* WHAT IS REQUIRED
Provide the number of lines where the word "ottennero" occurs, and no other text.

* DATA FOR THE TASK

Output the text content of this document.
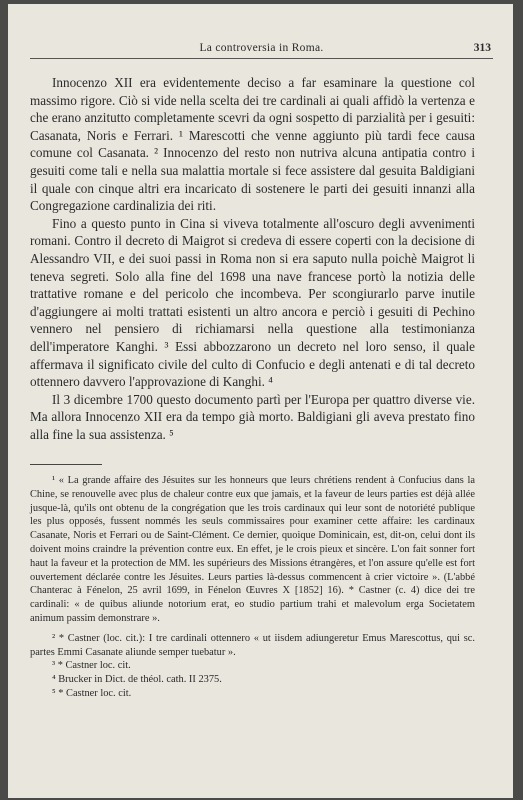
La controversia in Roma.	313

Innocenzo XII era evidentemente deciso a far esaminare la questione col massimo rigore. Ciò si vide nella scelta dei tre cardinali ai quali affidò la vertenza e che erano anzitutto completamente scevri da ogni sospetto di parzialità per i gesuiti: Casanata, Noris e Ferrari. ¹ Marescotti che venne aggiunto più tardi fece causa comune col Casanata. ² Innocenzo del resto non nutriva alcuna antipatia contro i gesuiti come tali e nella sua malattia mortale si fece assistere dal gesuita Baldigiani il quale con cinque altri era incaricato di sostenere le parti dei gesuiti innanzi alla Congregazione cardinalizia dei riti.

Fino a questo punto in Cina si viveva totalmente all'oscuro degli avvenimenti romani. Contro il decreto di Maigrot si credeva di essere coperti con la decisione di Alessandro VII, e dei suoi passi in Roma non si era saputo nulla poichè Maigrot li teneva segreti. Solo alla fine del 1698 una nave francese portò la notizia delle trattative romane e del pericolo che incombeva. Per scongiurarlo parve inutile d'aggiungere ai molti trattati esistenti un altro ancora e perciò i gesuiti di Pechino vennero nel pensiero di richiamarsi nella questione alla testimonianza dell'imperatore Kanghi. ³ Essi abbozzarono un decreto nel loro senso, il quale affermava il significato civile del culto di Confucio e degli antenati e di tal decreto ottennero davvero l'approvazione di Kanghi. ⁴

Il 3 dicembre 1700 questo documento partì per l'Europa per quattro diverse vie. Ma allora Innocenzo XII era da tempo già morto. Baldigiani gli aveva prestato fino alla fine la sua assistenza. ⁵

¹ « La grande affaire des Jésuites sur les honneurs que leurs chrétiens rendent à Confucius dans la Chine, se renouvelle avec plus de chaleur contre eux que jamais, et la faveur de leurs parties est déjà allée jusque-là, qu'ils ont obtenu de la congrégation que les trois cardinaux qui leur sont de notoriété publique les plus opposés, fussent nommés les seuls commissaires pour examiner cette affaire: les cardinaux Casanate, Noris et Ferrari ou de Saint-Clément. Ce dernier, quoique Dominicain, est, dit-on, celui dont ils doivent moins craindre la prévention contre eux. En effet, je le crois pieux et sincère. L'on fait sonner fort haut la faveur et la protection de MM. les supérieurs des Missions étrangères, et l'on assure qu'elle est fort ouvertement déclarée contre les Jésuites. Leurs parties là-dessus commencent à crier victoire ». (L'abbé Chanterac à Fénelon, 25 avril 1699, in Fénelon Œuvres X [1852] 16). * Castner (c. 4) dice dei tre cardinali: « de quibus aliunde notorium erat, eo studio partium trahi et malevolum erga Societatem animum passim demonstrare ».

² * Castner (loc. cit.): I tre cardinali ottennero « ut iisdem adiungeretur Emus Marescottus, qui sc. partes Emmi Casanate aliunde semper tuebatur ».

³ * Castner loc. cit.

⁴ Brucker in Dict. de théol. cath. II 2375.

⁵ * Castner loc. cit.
* * *
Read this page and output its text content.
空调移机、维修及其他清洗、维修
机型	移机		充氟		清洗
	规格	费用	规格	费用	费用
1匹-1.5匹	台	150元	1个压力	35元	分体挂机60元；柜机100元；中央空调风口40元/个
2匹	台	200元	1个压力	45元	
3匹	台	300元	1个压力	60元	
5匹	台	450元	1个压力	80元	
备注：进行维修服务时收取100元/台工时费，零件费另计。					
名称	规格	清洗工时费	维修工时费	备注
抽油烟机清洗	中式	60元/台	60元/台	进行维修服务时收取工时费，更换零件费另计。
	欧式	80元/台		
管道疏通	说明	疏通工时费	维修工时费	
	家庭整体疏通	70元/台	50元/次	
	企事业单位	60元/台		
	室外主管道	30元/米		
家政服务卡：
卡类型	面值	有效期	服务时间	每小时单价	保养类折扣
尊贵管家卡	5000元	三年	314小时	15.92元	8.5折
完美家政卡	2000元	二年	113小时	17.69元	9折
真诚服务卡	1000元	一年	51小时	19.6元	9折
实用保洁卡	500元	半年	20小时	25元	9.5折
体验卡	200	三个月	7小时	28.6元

* FINISHED ANSWER
2